>> begin

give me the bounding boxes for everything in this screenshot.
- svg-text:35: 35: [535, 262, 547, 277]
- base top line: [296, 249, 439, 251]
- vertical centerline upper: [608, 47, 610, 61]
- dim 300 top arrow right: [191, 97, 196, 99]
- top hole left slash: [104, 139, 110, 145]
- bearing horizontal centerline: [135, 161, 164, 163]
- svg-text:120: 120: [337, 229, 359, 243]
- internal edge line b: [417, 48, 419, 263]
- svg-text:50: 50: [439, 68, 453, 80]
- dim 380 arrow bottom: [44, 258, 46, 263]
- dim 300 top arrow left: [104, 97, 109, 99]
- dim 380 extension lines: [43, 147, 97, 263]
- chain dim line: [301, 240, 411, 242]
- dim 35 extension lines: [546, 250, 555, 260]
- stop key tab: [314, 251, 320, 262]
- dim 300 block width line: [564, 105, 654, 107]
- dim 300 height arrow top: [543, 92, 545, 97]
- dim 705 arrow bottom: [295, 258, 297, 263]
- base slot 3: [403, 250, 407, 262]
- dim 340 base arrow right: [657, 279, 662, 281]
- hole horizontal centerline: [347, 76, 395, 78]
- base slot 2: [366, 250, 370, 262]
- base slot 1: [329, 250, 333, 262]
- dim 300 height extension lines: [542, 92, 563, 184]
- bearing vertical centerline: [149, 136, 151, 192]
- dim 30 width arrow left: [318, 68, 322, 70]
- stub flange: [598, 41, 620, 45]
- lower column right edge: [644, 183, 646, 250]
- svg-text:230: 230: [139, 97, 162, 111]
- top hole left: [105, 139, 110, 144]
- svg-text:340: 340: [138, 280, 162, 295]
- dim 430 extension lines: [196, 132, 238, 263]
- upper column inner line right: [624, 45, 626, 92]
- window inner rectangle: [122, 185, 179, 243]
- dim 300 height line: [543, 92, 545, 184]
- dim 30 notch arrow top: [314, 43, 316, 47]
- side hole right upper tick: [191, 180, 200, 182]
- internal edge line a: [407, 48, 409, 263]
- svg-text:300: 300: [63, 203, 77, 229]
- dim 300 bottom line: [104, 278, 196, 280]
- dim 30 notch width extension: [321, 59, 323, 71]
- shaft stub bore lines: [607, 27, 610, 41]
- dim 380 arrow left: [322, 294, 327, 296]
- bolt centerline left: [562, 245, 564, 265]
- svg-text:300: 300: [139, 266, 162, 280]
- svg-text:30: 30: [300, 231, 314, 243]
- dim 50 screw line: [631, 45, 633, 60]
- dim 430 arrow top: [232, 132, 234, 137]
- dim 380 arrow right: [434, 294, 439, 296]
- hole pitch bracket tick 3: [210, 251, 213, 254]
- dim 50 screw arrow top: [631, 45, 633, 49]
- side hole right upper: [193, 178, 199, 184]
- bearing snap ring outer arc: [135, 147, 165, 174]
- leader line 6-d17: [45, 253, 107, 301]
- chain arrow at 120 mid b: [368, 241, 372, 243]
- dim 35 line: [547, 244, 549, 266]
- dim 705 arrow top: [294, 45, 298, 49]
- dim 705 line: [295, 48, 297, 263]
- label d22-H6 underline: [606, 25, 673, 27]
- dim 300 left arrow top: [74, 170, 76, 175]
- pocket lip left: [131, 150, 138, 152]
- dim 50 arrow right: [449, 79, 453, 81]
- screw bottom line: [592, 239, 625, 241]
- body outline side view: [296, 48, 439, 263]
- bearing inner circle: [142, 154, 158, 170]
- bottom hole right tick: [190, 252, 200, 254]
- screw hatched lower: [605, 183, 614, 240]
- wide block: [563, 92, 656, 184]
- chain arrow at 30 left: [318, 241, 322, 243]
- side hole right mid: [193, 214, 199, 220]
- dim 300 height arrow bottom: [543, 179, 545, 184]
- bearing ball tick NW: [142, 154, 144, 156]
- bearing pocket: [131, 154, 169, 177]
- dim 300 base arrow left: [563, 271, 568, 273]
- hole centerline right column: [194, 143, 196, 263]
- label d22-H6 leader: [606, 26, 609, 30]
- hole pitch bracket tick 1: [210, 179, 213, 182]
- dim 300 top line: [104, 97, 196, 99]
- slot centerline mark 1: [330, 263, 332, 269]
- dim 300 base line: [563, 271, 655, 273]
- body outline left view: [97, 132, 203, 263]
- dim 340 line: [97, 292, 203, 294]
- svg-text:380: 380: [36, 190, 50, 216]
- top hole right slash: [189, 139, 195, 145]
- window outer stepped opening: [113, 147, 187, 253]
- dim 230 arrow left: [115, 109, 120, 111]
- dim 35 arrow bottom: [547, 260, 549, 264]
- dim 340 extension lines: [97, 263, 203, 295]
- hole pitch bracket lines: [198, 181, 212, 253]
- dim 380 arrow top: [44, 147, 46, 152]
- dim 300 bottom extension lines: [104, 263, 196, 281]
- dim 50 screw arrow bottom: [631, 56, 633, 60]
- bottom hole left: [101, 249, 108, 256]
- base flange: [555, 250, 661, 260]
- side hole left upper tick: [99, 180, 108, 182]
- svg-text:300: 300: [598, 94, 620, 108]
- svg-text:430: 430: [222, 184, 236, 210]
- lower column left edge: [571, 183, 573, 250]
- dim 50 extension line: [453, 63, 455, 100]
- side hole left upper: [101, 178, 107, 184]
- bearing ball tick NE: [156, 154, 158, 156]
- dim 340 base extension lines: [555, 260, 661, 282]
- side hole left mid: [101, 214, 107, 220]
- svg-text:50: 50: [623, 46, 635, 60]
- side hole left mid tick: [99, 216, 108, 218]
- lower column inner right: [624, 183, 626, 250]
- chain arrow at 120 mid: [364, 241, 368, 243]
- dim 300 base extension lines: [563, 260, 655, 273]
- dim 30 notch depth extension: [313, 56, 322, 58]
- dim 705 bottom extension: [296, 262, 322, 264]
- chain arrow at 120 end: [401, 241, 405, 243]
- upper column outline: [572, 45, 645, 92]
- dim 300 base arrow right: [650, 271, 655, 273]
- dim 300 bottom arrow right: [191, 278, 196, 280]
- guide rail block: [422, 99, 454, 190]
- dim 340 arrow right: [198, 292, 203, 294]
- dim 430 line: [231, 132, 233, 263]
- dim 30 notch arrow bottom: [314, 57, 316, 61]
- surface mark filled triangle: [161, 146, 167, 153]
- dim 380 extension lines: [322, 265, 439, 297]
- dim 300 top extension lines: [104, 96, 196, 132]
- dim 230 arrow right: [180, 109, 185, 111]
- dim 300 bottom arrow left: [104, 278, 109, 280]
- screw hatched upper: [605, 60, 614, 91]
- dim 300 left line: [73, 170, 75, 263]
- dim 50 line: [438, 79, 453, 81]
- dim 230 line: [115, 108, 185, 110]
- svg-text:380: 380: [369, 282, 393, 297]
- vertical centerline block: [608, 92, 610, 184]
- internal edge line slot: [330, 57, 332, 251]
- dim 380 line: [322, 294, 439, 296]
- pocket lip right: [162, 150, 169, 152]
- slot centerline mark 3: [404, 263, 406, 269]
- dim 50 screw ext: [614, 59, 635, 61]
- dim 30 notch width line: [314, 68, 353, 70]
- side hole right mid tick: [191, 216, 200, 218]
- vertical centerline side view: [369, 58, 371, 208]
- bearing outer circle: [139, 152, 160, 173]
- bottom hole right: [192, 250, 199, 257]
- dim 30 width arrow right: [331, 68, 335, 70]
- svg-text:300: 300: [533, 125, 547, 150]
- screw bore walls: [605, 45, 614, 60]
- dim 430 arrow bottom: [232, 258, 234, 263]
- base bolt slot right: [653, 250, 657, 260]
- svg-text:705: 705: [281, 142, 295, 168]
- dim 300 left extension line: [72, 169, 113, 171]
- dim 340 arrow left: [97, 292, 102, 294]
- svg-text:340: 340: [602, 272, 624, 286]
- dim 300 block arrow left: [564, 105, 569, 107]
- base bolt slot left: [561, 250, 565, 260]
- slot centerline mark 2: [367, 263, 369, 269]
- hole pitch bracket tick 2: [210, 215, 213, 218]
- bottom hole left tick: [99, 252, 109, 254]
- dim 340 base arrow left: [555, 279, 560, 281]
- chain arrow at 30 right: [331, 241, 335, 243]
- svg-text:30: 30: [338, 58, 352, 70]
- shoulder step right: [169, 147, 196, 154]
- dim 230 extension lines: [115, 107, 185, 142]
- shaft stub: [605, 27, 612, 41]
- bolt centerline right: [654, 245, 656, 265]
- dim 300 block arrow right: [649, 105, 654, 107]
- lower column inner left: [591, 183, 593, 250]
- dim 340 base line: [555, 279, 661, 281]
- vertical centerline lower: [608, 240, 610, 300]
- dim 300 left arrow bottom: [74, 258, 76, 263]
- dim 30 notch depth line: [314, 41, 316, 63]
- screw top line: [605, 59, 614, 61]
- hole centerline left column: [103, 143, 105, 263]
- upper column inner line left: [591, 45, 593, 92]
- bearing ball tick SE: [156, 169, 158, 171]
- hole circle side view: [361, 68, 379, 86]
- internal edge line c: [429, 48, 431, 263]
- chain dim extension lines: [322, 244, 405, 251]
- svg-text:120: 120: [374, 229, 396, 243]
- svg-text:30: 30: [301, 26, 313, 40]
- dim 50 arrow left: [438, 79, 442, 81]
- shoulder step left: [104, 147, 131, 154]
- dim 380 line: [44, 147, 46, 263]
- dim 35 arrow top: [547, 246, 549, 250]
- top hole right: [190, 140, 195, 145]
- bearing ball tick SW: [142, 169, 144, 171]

>> end

Exercise aim:
Reproduce word for word every row from the first one down through the row that holds "- bearing vertical", both ends included.

Problem solution:
give me the bounding boxes for everything in this screenshot.
- svg-text:35: 35: [535, 262, 547, 277]
- base top line: [296, 249, 439, 251]
- vertical centerline upper: [608, 47, 610, 61]
- dim 300 top arrow right: [191, 97, 196, 99]
- top hole left slash: [104, 139, 110, 145]
- bearing horizontal centerline: [135, 161, 164, 163]
- svg-text:120: 120: [337, 229, 359, 243]
- internal edge line b: [417, 48, 419, 263]
- svg-text:50: 50: [439, 68, 453, 80]
- dim 380 arrow bottom: [44, 258, 46, 263]
- dim 300 top arrow left: [104, 97, 109, 99]
- dim 380 extension lines: [43, 147, 97, 263]
- chain dim line: [301, 240, 411, 242]
- dim 35 extension lines: [546, 250, 555, 260]
- stop key tab: [314, 251, 320, 262]
- dim 300 block width line: [564, 105, 654, 107]
- dim 300 height arrow top: [543, 92, 545, 97]
- dim 705 arrow bottom: [295, 258, 297, 263]
- base slot 3: [403, 250, 407, 262]
- dim 340 base arrow right: [657, 279, 662, 281]
- hole horizontal centerline: [347, 76, 395, 78]
- base slot 2: [366, 250, 370, 262]
- base slot 1: [329, 250, 333, 262]
- dim 300 height extension lines: [542, 92, 563, 184]
- bearing vertical centerline: [149, 136, 151, 192]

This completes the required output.